▶ [What to do]: Your task is to gather the lines below that hold the string "Read".

(begin)

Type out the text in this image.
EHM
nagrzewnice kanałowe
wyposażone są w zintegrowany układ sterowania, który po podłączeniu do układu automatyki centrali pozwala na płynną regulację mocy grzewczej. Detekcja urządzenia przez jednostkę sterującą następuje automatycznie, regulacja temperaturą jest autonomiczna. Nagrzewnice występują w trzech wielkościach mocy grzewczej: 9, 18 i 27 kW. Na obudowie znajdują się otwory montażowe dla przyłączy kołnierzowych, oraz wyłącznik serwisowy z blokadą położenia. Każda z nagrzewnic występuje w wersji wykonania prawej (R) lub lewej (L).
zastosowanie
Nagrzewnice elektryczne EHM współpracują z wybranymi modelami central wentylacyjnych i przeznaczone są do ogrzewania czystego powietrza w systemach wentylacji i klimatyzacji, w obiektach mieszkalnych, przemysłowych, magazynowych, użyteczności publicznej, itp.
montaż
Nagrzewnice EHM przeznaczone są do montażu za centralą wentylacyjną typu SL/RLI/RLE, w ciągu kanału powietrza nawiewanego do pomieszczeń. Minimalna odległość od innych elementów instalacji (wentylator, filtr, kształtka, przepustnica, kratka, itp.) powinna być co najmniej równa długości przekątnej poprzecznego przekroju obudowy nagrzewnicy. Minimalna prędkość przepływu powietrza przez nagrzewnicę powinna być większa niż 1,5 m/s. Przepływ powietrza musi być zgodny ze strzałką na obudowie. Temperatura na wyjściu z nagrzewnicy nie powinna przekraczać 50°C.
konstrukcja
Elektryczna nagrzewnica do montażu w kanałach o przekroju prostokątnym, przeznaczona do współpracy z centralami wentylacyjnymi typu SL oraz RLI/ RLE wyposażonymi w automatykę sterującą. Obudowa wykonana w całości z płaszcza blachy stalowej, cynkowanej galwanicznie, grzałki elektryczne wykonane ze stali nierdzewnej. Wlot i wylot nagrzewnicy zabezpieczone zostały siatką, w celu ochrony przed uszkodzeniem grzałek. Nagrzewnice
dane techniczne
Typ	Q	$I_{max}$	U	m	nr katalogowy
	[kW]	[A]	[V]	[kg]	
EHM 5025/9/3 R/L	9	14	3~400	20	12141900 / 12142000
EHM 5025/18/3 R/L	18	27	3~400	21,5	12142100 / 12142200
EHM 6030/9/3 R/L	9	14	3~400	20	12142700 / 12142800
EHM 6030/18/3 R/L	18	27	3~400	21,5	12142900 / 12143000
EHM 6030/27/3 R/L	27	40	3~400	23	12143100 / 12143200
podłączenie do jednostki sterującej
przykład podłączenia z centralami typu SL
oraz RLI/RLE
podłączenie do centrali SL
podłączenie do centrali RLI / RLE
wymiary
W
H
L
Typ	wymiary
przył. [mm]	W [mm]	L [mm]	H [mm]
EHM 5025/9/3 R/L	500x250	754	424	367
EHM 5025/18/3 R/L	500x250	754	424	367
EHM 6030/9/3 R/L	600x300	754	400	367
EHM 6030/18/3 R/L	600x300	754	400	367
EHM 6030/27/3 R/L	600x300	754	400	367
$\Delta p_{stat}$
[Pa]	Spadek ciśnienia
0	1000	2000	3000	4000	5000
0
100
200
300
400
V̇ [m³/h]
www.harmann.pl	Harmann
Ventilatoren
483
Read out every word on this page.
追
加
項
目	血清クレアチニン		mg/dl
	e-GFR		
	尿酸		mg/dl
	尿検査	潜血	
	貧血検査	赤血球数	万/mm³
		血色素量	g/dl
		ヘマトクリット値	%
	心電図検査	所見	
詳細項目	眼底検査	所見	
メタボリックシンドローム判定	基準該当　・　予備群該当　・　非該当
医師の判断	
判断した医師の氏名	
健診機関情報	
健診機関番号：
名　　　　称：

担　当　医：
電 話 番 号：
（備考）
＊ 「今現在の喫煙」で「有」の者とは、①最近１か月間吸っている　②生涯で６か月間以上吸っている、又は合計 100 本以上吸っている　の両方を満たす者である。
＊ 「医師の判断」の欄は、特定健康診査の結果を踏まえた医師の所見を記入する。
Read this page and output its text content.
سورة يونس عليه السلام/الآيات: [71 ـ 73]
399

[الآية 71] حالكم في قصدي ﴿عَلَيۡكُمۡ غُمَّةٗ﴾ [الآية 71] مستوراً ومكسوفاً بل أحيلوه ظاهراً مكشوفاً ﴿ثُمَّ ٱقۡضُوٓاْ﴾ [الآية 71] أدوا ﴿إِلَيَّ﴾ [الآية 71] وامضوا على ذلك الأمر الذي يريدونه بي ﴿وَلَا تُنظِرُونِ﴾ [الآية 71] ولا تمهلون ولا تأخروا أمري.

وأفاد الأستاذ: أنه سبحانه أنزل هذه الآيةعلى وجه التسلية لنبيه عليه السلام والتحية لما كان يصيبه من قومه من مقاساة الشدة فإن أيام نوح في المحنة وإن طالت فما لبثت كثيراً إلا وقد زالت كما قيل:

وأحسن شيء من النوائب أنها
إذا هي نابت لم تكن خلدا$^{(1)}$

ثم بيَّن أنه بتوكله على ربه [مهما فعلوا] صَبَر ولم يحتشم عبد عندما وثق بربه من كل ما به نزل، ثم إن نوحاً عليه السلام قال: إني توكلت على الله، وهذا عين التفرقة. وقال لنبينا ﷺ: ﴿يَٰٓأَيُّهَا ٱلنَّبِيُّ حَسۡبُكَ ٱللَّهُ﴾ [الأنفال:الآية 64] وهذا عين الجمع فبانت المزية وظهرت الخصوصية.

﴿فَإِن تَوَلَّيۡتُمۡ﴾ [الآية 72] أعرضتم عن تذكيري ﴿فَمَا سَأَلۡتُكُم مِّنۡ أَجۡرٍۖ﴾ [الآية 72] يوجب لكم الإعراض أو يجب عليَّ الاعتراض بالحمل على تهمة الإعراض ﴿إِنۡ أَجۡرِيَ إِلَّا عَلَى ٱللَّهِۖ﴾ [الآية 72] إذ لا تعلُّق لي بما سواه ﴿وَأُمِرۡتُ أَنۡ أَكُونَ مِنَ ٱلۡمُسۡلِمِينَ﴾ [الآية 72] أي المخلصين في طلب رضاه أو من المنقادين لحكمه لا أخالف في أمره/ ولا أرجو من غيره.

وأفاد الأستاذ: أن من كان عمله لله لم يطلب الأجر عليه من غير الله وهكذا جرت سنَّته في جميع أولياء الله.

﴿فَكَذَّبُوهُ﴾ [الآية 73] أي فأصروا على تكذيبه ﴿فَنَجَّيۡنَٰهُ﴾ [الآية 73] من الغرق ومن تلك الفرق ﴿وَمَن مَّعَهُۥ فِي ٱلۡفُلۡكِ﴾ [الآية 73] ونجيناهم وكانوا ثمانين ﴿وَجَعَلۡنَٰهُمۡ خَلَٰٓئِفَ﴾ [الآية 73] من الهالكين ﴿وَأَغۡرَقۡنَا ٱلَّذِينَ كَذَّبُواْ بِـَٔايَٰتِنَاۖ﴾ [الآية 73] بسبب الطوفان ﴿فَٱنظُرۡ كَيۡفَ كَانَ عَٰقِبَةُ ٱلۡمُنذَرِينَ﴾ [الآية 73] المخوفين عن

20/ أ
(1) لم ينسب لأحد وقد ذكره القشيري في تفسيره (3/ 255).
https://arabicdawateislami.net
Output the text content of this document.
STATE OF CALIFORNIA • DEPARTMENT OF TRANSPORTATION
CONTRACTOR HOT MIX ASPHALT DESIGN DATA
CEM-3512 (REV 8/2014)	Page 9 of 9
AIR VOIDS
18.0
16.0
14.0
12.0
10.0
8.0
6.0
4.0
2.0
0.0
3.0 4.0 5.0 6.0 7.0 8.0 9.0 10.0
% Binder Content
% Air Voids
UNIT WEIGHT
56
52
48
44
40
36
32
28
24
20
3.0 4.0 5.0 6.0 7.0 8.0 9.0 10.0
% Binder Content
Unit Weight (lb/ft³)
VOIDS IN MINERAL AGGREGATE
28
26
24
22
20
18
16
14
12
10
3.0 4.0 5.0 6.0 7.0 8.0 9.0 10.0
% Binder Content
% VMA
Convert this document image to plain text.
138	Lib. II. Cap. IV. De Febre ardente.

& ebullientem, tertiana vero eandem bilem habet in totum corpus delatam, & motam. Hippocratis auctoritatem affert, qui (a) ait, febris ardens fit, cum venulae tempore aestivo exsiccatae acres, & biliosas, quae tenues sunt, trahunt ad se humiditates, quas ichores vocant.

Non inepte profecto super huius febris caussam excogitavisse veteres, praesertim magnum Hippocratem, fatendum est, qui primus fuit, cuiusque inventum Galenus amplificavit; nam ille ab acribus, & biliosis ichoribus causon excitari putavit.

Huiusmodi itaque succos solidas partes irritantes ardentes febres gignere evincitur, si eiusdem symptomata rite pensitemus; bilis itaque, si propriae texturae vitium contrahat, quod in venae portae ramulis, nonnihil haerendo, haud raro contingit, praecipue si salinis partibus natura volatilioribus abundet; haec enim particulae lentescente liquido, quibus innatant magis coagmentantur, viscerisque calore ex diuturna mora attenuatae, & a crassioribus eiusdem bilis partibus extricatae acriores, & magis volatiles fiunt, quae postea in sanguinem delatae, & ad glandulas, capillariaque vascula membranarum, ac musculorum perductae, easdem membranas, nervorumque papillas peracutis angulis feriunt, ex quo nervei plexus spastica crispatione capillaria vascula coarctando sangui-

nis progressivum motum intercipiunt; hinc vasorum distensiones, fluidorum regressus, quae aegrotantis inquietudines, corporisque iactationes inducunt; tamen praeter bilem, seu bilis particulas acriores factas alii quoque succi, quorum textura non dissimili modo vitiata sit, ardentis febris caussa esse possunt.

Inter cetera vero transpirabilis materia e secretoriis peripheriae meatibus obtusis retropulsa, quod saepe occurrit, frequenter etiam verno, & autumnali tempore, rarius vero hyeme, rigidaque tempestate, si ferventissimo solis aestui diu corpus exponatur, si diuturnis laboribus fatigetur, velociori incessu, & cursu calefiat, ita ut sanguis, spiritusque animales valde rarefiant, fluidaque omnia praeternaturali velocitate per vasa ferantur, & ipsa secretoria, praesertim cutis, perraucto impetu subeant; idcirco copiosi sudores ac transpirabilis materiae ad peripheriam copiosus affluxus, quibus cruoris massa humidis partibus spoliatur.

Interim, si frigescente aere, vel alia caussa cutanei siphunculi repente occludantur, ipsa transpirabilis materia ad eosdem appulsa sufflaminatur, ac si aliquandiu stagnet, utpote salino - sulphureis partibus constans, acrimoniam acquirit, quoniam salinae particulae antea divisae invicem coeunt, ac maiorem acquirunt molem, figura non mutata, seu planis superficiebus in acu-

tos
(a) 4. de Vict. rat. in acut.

(end)

▶ [Exercise output]:
Read out every word on this page.
Read this page and output its text content.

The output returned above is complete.